• Teks yang Diberikan:
------------
“Kestabilan ASEAN sangat penting bagi Indonesia,” kata Menteri Koordinator Bidang Kemaritiman dan Investasi (Menko Marves) Luhut Binsar Pandjaitan saat menjadi pembicara kunci dalam Jakarta Geopolitical Forum VII/2023 “ASEAN’s Future: Addressing the Region’s Geo-Maritime Rifts” pada Rabu (14/6), di Hotel Borobudur, Jakarta.
Lebih lanjut, Luhut Binsar Pandjaitan menyampaikan bahwa ketegangan geopolitik dan konflik global semakin meningkat. Hal tersebut menjadi tantangan utama yang dihadapi ASEAN. Menurutnya, kerja sama antarnegara ASEAN menjadi sangat dibutuhkan dalam mengatasinya. Terkait hal tersebut, Ia juga melihat Indonesia ke depan akan fokus untuk menjadikan ASEAN menjadi kawasan ekonomi yang berkembang cepat, inklusif, dan berkelanjutan.
“Indonesia terlalu besar untuk condong ke negara superpower manapun,” ucap Luhut Binsar Pandjaitan. Dengan tegas, dirinya menyampaikan bahwa Indonesia mau bekerja sama dan berkolaborasi dengan negara manapun, negara yang mau melakukan transfer teknologi dan berinvestasi. Selain itu, ia juga mengatakan telah menyampaikan kepada negara lain untuk tidak menyentuh integritas wilayah Indonesia. “Jangan sentuh integritas wilayah kami, jangan mendiskusikan hal itu. Kita harus menghormati hukum internasional,” tegasnya.
Seiring dengan langkah tersebut, Indonesia tetap terus mempertahankan hubungan baik dengan siapapun, tapi disaat yang bersamaan setiap pihak juga harus memahami posisinya masing-masing. Menurut Luhut Binsar Pandjaitan, Indonesia tidak menentang negara maju. Namun, negara maju juga harus memahami bahwa negara berkembang memiliki hak untuk menjadi negara dengan pendapatan tinggi.
------------
Entri posisi butir
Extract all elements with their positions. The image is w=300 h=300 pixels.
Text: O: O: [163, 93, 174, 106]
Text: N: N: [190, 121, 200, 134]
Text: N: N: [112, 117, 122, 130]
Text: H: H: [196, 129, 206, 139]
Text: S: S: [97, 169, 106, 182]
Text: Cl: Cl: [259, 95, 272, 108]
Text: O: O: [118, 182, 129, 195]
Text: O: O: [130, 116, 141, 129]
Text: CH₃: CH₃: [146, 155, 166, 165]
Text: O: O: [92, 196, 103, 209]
------------
• Tugas Anda:
- 1) Tukar "positions" dengan "coordinates" pada semua baris daftar, lalu tulis ulang baris-baris itu tanpa perubahan lain.
- 2) Lanjutkan teks tentang pidato Luhut Binsar Pandjaitan di Jakarta Geopolitical Forum mulai dari kalimat sesudah kalimat terakhirnya.
Teks dan daftar di sini tidak saling berkaitan.

• Jawaban Tugas:
- 1)
Extract all elements with their coordinates. The image is w=300 h=300 pixels.
Text: O: O: [163, 93, 174, 106]
Text: N: N: [190, 121, 200, 134]
Text: N: N: [112, 117, 122, 130]
Text: H: H: [196, 129, 206, 139]
Text: S: S: [97, 169, 106, 182]
Text: Cl: Cl: [259, 95, 272, 108]
Text: O: O: [118, 182, 129, 195]
Text: O: O: [130, 116, 141, 129]
Text: CH₃: CH₃: [146, 155, 166, 165]
Text: O: O: [92, 196, 103, 209]

- 2)
“Negara berkembang juga memiliki hak untuk menjadi negara dengan pendapatan tinggi. Kita tidak ingin seperti dulu, kemiskinan tinggi, banyak masyarakat yang tidak berpendidikan, jadi kita harus terus maju melalui hilirisasi industrI,” pungkas Luhut Binsar Pandjaitan.
Dalam kesempatan yang sama, Gubernur Lembaga Ketahanan Nasional Republik Indonesia (Lemhannas RI) Andi Widjajanto dalam pembukaannya menyampaikan bahwa saat ini dunia makin sulit untuk berkolaborasi dan memasuki era disconnectivity. Hal tersebut dinilai melemahkan kebutuhan untuk menciptakan rantai pasokan global yang berkelanjutan pada kawasan antarwilayah. “Kita gagal menyadari bahwa kita sekarang sebenarnya sudah memasuki era interdependensi yang kompleks,” katanya.
Terkait hal tersebut, sebenarnya dunia memiliki banyak teori yang dapat digunakan untuk menciptakan perdamaian global. Namun, dalam kondisi saat ini, dimana masih berlangsungnya konflik Rusia dan Ukraina serta meningkatnya ketegangan antara Amerika Serikat dan China, perdamaian dan stabilitas global sangat sulit dicapai. Oleh karena itu, kata Andi Widjajanto, harus ditemukan terobosan agar tidak terjebak dalam persaingan strategis.
Andi Widjajanto menyebut Lemhannas RI tengah mengusulkan dilaksanakannya studi kolaboratif tentang kekuatan regional dengan mitra regional guna memastikan Strategic Community Center di ALKI I, II, dan III. Kemudian hal tersebut, menurutnya, perlu diintegrasikan dengan rantai pasokan maritim yang menghubungkan negara-negara selatan yang akan menjadi pemain utama global seperti Nigeria, Afrika Selatan, Kenya, Kongo, Arab Saudi, India, Indonesia, Brazil, dan Argentina.
“Saya berharap melalui Jakarta Geopolitical Forum VII/2023 dapat dihasilkan solusi yang sangat strategis dan juga operasional yang dapat ditawarkan kepada pemerintah kita masing-masing untuk diimplementasikan dalam memperkuat stabilitas kawasan kita,” ujar Andi Widjajanto.
Jakarta Geopolitical Forum VII/2023 mengusung empat sub tema, yakni, Asean Maritime Security Challenges, Maritime Connectivity and Regional Stability, Asean Maritime Security Strategic Partnerships, dan Southeast Asia Nuclear Weapon Free Zone.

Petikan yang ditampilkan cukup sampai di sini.